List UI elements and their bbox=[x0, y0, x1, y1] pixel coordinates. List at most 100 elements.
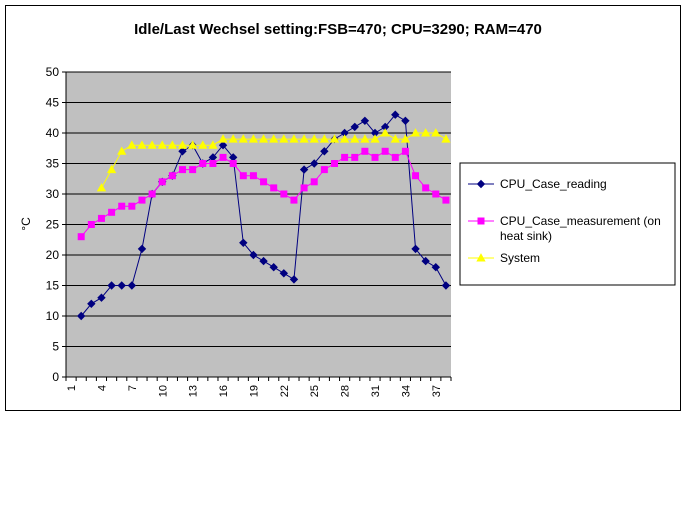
data-point bbox=[412, 172, 420, 180]
data-point bbox=[117, 281, 126, 290]
data-point bbox=[168, 172, 176, 180]
data-point bbox=[319, 134, 330, 143]
y-tick-labels: 0 5 10 15 20 25 30 35 40 45 50 bbox=[46, 65, 60, 384]
data-point bbox=[167, 140, 178, 149]
data-point bbox=[289, 275, 299, 284]
y-tick-label: 35 bbox=[46, 157, 60, 171]
y-tick-label: 20 bbox=[46, 248, 60, 262]
data-point bbox=[249, 172, 257, 180]
data-point bbox=[208, 140, 218, 149]
data-point bbox=[177, 140, 188, 149]
data-point bbox=[411, 244, 420, 254]
x-tick-label: 10 bbox=[157, 385, 169, 397]
x-tick-label: 22 bbox=[279, 385, 291, 397]
series-1 bbox=[76, 110, 451, 321]
data-point bbox=[381, 147, 389, 155]
legend-label: CPU_Case_reading bbox=[500, 177, 607, 191]
data-point bbox=[401, 116, 410, 126]
y-tick-label: 40 bbox=[46, 126, 60, 140]
data-point bbox=[279, 134, 289, 143]
x-tick-label: 4 bbox=[96, 385, 108, 391]
x-tick-labels: 1 4 7 10 13 16 19 22 25 28 31 34 37 bbox=[66, 385, 443, 397]
data-point bbox=[432, 190, 440, 198]
data-point bbox=[258, 134, 269, 143]
data-point bbox=[431, 128, 441, 137]
data-point bbox=[147, 140, 157, 149]
data-point bbox=[87, 221, 95, 228]
x-tick-label: 16 bbox=[218, 385, 230, 397]
data-point bbox=[128, 202, 136, 210]
data-point bbox=[300, 184, 308, 192]
data-point bbox=[158, 178, 166, 186]
data-point bbox=[259, 256, 268, 266]
data-point bbox=[370, 134, 380, 143]
data-point bbox=[179, 166, 187, 174]
y-tick-label: 30 bbox=[46, 187, 60, 201]
data-point bbox=[330, 160, 338, 167]
data-point bbox=[339, 134, 350, 143]
data-point bbox=[350, 122, 359, 132]
data-point bbox=[87, 299, 96, 309]
data-point bbox=[299, 134, 309, 143]
data-point bbox=[310, 159, 319, 168]
data-point bbox=[361, 147, 369, 155]
data-point bbox=[96, 183, 107, 192]
data-point bbox=[106, 164, 117, 174]
data-point bbox=[209, 160, 217, 167]
data-point bbox=[187, 140, 198, 149]
data-point bbox=[229, 160, 237, 167]
data-point bbox=[269, 134, 279, 143]
data-point bbox=[400, 134, 411, 143]
data-point bbox=[218, 140, 228, 150]
data-point bbox=[320, 166, 328, 174]
data-point bbox=[117, 146, 127, 155]
data-point bbox=[421, 256, 430, 266]
y-tick-label: 0 bbox=[52, 370, 59, 384]
data-point bbox=[289, 134, 299, 143]
legend-marker bbox=[476, 253, 486, 262]
y-tick-label: 25 bbox=[46, 218, 60, 232]
data-point bbox=[390, 134, 400, 143]
x-tick-label: 19 bbox=[248, 385, 260, 397]
data-point bbox=[239, 238, 248, 248]
data-point bbox=[299, 165, 309, 174]
data-point bbox=[189, 166, 197, 174]
data-point bbox=[341, 153, 349, 161]
data-point bbox=[198, 140, 208, 149]
data-point bbox=[380, 128, 390, 137]
series-group bbox=[76, 110, 451, 321]
series-3 bbox=[96, 128, 451, 192]
y-tick-label: 5 bbox=[52, 340, 59, 354]
data-point bbox=[107, 281, 116, 290]
data-point bbox=[138, 196, 146, 204]
data-point bbox=[238, 134, 248, 143]
data-point bbox=[269, 262, 278, 272]
x-tick-label: 28 bbox=[340, 385, 352, 397]
data-point bbox=[77, 233, 85, 241]
x-tick-label: 7 bbox=[127, 385, 139, 391]
data-point bbox=[320, 147, 329, 156]
data-point bbox=[360, 134, 370, 143]
data-point bbox=[442, 196, 450, 204]
data-point bbox=[441, 281, 451, 290]
data-point bbox=[199, 160, 207, 167]
y-tick-label: 50 bbox=[46, 65, 60, 79]
legend-label: System bbox=[500, 251, 540, 265]
data-point bbox=[219, 153, 227, 161]
data-point bbox=[137, 140, 147, 149]
chart-title: Idle/Last Wechsel setting:FSB=470; CPU=3… bbox=[134, 21, 542, 38]
data-point bbox=[218, 134, 228, 143]
x-tick-label: 25 bbox=[309, 385, 321, 397]
data-point bbox=[137, 244, 147, 254]
x-tick-label: 1 bbox=[66, 385, 78, 391]
data-point bbox=[228, 134, 238, 143]
data-point bbox=[157, 140, 167, 149]
data-point bbox=[371, 153, 379, 161]
gridlines bbox=[62, 71, 451, 378]
x-tick-label: 13 bbox=[188, 385, 200, 397]
y-tick-label: 10 bbox=[46, 309, 60, 323]
data-point bbox=[309, 134, 319, 143]
data-point bbox=[351, 153, 359, 161]
data-point bbox=[127, 140, 137, 149]
data-point bbox=[270, 184, 278, 192]
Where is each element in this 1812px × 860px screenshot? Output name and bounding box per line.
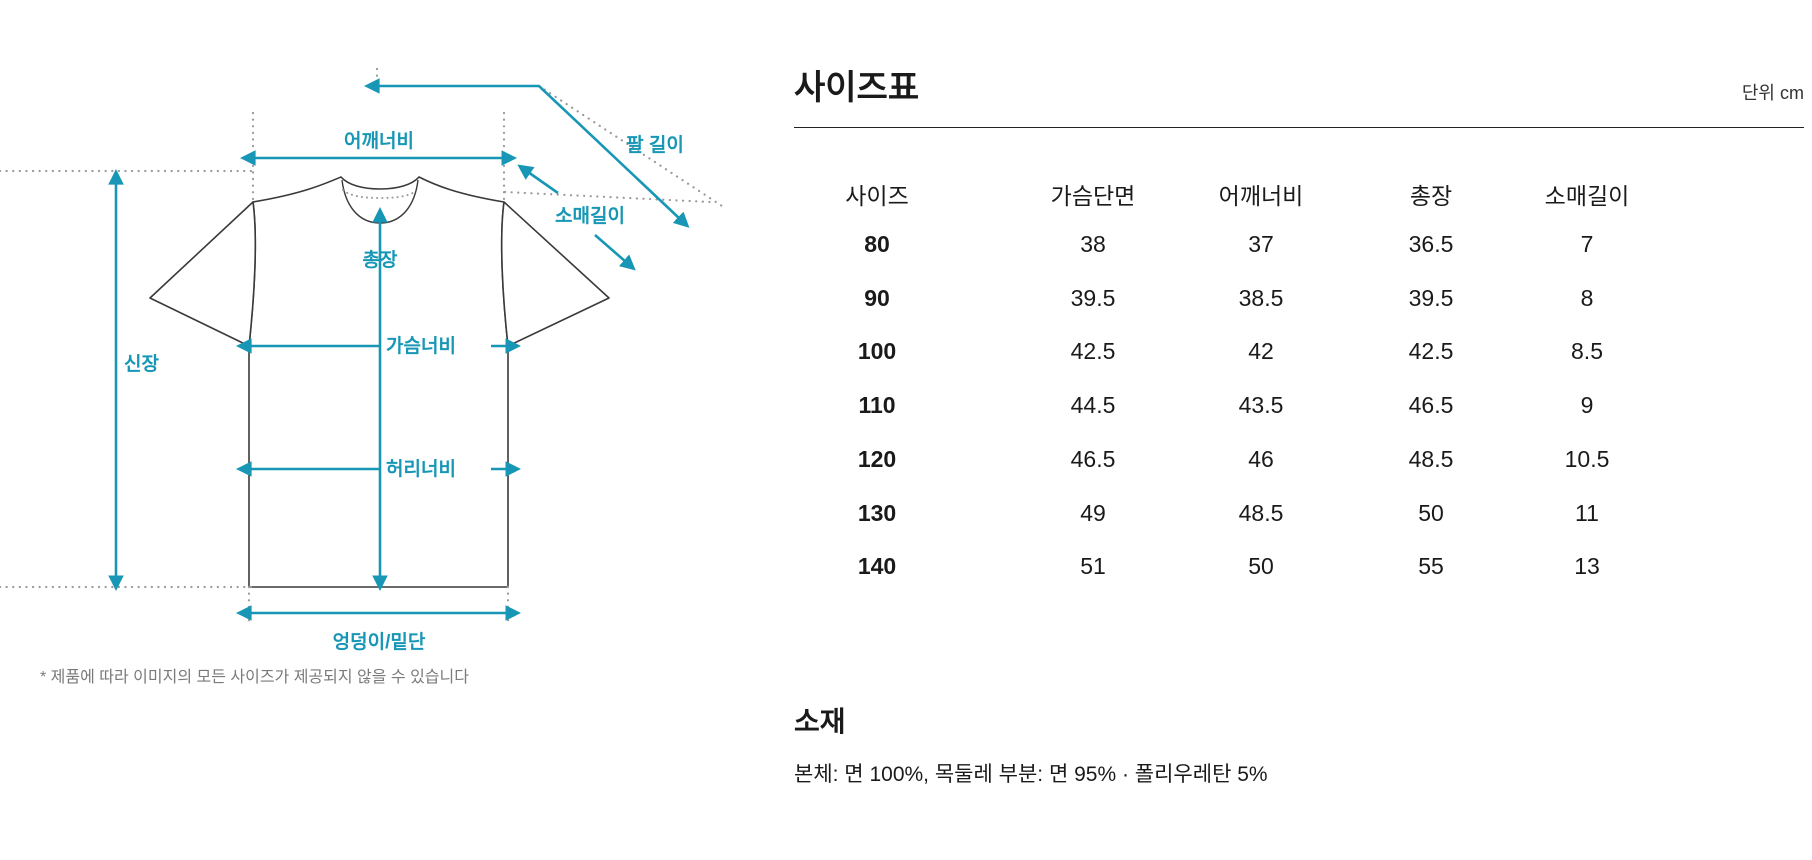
svg-text:신장: 신장 xyxy=(124,353,159,375)
svg-text:허리너비: 허리너비 xyxy=(386,458,456,480)
svg-text:엉덩이/밑단: 엉덩이/밑단 xyxy=(333,631,426,653)
svg-text:팔 길이: 팔 길이 xyxy=(626,134,684,156)
svg-text:소매길이: 소매길이 xyxy=(555,205,625,227)
svg-text:가슴너비: 가슴너비 xyxy=(386,335,456,357)
svg-text:총장: 총장 xyxy=(363,249,398,271)
svg-text:* 제품에 따라 이미지의 모든 사이즈가 제공되지 않을: * 제품에 따라 이미지의 모든 사이즈가 제공되지 않을 수 있습니다 xyxy=(40,668,469,686)
svg-text:어깨너비: 어깨너비 xyxy=(344,130,414,152)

==============================

• **Problem**: Reproduce word for word every line of the items above, starting with the line containing "svg-text:신장: 신장 xyxy=(124,353,159,375)" and continuing through the final line, inclusive.

• **Reply**:
svg-text:신장: 신장 xyxy=(124,353,159,375)
svg-text:허리너비: 허리너비 xyxy=(386,458,456,480)
svg-text:엉덩이/밑단: 엉덩이/밑단 xyxy=(333,631,426,653)
svg-text:팔 길이: 팔 길이 xyxy=(626,134,684,156)
svg-text:소매길이: 소매길이 xyxy=(555,205,625,227)
svg-text:가슴너비: 가슴너비 xyxy=(386,335,456,357)
svg-text:총장: 총장 xyxy=(363,249,398,271)
svg-text:* 제품에 따라 이미지의 모든 사이즈가 제공되지 않을: * 제품에 따라 이미지의 모든 사이즈가 제공되지 않을 수 있습니다 xyxy=(40,668,469,686)
svg-text:어깨너비: 어깨너비 xyxy=(344,130,414,152)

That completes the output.